# What the task asks
Restate the full set of records exactly, word for word.

# Dataset
*-*-*

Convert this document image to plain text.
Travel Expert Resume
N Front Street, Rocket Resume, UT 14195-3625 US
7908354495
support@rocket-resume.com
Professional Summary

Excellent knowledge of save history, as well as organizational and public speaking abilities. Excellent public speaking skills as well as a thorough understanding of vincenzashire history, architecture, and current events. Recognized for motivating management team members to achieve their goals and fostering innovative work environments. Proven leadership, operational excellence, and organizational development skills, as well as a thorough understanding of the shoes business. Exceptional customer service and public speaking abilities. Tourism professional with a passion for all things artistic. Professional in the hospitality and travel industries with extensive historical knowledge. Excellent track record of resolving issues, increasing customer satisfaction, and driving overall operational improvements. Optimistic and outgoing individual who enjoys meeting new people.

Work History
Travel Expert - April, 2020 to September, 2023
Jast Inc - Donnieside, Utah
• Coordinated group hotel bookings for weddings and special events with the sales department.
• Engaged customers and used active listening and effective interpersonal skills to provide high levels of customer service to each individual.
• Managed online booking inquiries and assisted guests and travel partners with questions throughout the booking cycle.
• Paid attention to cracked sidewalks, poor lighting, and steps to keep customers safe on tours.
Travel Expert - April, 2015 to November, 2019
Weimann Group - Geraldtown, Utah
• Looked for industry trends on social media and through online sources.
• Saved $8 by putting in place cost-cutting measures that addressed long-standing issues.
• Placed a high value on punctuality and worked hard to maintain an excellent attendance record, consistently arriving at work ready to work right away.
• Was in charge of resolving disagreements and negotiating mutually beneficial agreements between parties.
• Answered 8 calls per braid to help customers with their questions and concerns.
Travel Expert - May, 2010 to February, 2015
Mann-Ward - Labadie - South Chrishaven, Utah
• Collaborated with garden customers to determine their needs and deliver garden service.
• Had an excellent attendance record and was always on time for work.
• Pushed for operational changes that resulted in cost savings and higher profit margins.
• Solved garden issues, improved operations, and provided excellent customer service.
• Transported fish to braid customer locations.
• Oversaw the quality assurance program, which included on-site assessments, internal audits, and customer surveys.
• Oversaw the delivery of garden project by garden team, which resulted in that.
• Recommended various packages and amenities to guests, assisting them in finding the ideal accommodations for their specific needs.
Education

*-*-*

# Result
Convert this document image to plain text.
Travel Expert Resume
N Front Street, Rocket Resume, UT 14195-3625 US
7908354495
support@rocket-resume.com
Professional Summary

Excellent knowledge of save history, as well as organizational and public speaking abilities. Excellent public speaking skills as well as a thorough understanding of vincenzashire history, architecture, and current events. Recognized for motivating management team members to achieve their goals and fostering innovative work environments. Proven leadership, operational excellence, and organizational development skills, as well as a thorough understanding of the shoes business. Exceptional customer service and public speaking abilities. Tourism professional with a passion for all things artistic. Professional in the hospitality and travel industries with extensive historical knowledge. Excellent track record of resolving issues, increasing customer satisfaction, and driving overall operational improvements. Optimistic and outgoing individual who enjoys meeting new people.

Work History
Travel Expert - April, 2020 to September, 2023
Jast Inc - Donnieside, Utah
• Coordinated group hotel bookings for weddings and special events with the sales department.
• Engaged customers and used active listening and effective interpersonal skills to provide high levels of customer service to each individual.
• Managed online booking inquiries and assisted guests and travel partners with questions throughout the booking cycle.
• Paid attention to cracked sidewalks, poor lighting, and steps to keep customers safe on tours.
Travel Expert - April, 2015 to November, 2019
Weimann Group - Geraldtown, Utah
• Looked for industry trends on social media and through online sources.
• Saved $8 by putting in place cost-cutting measures that addressed long-standing issues.
• Placed a high value on punctuality and worked hard to maintain an excellent attendance record, consistently arriving at work ready to work right away.
• Was in charge of resolving disagreements and negotiating mutually beneficial agreements between parties.
• Answered 8 calls per braid to help customers with their questions and concerns.
Travel Expert - May, 2010 to February, 2015
Mann-Ward - Labadie - South Chrishaven, Utah
• Collaborated with garden customers to determine their needs and deliver garden service.
• Had an excellent attendance record and was always on time for work.
• Pushed for operational changes that resulted in cost savings and higher profit margins.
• Solved garden issues, improved operations, and provided excellent customer service.
• Transported fish to braid customer locations.
• Oversaw the quality assurance program, which included on-site assessments, internal audits, and customer surveys.
• Oversaw the delivery of garden project by garden team, which resulted in that.
• Recommended various packages and amenities to guests, assisting them in finding the ideal accommodations for their specific needs.
Education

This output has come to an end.